[What you have to do] Search the material below for the word "name" and copy every line in which it occurs.
>> Start Dataset excerpts
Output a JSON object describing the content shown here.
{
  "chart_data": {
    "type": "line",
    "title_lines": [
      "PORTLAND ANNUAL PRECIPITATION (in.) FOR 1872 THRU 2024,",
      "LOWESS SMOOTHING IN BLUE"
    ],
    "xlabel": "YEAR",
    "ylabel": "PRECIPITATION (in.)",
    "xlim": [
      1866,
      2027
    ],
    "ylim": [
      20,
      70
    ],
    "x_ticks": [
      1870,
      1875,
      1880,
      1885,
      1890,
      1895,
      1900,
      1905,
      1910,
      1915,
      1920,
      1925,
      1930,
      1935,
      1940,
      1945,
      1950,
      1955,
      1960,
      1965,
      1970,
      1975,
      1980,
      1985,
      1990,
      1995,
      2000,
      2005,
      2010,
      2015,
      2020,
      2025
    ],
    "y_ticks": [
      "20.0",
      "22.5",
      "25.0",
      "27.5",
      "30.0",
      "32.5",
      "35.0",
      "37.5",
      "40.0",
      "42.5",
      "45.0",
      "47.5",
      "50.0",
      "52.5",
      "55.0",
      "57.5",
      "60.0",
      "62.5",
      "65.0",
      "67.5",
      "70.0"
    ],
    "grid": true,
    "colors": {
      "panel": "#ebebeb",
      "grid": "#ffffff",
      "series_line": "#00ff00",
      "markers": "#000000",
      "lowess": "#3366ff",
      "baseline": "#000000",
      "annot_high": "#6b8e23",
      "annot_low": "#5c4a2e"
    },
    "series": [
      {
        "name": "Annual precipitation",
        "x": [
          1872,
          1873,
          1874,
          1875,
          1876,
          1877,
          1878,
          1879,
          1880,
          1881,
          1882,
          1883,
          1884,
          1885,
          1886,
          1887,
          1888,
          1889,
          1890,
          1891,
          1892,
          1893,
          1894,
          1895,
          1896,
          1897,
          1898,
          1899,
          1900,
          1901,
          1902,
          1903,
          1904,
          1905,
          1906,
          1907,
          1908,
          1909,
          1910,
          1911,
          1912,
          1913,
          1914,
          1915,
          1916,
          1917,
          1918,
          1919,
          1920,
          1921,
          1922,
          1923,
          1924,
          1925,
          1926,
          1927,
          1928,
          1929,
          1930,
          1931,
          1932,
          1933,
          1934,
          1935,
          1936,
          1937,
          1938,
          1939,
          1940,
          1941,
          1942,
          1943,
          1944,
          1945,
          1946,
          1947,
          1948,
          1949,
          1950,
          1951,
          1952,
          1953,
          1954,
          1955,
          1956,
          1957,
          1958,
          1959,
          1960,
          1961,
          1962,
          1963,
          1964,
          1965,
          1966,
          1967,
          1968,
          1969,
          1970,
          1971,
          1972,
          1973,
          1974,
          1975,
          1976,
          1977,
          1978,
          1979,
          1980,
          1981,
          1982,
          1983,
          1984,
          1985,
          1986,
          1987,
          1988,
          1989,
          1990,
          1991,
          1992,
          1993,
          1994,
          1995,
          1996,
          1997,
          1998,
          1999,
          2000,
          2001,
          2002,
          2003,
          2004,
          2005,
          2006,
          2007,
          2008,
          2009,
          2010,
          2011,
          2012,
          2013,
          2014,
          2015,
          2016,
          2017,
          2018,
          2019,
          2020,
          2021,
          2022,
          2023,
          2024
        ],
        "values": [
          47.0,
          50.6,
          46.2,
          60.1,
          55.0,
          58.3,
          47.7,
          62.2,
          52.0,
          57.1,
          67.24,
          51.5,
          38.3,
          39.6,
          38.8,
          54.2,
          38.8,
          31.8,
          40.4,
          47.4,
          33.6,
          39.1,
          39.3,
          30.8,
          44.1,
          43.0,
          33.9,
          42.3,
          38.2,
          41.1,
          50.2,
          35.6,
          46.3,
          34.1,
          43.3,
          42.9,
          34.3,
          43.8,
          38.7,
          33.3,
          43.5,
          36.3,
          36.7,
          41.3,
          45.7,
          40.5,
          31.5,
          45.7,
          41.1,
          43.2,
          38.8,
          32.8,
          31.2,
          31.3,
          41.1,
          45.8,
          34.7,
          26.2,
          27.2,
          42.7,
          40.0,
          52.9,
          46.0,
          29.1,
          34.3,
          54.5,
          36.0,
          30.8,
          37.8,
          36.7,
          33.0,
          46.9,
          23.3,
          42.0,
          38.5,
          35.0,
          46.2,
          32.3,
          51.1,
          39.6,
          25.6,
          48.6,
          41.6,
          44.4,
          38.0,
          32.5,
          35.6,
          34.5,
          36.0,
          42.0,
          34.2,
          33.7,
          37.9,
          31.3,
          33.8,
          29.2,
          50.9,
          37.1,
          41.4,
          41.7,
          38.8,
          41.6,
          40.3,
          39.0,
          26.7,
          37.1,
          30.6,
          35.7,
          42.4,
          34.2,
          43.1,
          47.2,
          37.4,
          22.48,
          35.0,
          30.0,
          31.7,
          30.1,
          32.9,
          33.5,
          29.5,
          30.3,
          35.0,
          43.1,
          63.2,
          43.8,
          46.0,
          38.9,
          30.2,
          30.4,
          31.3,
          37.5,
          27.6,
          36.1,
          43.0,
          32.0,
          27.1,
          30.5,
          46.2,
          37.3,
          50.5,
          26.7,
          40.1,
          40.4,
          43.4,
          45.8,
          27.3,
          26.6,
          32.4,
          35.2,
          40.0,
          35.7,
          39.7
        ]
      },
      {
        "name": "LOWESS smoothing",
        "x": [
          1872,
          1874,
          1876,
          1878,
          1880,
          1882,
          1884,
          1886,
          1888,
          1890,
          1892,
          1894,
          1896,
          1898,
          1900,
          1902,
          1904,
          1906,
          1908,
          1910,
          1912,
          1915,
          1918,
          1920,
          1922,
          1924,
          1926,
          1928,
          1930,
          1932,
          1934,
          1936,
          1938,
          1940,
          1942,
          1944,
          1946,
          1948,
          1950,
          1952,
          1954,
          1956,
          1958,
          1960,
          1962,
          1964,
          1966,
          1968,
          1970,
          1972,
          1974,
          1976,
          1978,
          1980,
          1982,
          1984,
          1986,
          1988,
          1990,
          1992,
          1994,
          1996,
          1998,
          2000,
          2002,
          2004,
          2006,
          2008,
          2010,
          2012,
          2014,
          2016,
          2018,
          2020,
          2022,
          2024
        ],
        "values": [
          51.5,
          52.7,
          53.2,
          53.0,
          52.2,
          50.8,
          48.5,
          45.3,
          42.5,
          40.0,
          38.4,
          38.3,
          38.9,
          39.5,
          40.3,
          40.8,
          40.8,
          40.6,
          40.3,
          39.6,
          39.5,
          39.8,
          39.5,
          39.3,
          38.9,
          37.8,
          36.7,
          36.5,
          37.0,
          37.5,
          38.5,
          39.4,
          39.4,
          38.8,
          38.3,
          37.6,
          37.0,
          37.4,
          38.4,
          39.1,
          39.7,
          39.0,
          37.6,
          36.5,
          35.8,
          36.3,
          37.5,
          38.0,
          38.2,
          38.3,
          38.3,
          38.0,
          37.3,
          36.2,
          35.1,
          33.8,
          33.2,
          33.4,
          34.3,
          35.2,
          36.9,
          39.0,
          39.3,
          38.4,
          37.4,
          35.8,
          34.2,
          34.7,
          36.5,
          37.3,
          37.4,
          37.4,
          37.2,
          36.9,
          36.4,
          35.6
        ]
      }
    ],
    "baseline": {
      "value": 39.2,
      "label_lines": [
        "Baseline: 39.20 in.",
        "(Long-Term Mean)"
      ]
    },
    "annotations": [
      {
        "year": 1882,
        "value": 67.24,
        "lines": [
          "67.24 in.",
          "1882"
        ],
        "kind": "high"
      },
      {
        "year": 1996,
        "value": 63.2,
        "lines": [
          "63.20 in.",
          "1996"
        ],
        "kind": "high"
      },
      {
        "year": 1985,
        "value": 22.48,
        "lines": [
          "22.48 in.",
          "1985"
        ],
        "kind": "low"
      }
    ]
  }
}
>> End Dataset excerpts
[Solution to this problem]
        "name": "Annual precipitation",
        "name": "LOWESS smoothing",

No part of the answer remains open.